● REQUIRED TASK
Report, as a bare number, how many lines of the material below contain the word "véhicule".
====
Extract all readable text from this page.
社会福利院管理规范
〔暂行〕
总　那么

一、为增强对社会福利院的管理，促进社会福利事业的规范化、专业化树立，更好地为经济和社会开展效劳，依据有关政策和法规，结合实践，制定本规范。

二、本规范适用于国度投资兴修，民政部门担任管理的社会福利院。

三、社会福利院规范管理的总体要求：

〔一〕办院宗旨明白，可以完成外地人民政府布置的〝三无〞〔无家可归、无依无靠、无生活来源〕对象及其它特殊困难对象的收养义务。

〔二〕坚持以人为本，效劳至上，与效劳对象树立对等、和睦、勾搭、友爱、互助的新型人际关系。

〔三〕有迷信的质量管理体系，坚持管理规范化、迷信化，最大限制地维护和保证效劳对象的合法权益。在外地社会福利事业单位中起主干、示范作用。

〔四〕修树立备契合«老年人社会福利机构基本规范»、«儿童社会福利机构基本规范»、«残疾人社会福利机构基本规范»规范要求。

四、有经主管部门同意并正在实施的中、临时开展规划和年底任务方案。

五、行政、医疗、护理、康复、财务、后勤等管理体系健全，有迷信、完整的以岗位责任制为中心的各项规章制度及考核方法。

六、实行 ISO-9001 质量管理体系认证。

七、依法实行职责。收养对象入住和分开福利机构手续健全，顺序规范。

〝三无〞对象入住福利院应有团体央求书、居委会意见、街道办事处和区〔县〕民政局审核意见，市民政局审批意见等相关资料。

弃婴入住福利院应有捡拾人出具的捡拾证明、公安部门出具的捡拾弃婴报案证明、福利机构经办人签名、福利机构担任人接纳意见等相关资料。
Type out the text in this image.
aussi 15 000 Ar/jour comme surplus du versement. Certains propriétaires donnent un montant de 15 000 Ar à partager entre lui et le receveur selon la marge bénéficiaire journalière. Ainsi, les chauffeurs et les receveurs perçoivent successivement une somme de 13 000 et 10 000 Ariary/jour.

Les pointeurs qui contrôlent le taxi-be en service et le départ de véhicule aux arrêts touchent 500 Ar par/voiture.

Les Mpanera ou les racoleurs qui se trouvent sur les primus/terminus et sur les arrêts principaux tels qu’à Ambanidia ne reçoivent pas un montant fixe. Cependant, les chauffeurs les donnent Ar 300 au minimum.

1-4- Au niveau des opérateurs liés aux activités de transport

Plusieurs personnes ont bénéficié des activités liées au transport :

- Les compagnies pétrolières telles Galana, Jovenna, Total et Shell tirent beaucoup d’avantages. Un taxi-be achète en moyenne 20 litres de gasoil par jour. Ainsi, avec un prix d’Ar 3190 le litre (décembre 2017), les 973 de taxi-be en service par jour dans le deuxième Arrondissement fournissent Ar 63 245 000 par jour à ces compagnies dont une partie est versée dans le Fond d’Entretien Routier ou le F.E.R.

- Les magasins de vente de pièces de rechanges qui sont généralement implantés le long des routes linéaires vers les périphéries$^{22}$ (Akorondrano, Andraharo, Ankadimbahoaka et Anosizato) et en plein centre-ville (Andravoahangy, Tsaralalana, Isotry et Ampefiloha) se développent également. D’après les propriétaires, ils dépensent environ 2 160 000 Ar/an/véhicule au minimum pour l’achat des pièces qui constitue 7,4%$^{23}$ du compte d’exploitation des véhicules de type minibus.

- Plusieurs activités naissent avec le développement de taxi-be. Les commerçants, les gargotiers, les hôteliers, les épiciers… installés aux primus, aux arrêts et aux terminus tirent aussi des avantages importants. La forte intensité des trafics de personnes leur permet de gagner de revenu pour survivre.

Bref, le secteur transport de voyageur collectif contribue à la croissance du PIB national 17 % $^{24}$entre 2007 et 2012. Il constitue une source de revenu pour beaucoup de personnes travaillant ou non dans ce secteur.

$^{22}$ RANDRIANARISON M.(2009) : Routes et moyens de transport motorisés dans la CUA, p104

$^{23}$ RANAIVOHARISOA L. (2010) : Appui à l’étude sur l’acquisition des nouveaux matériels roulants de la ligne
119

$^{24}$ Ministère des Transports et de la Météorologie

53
====
● FINAL ANSWER
2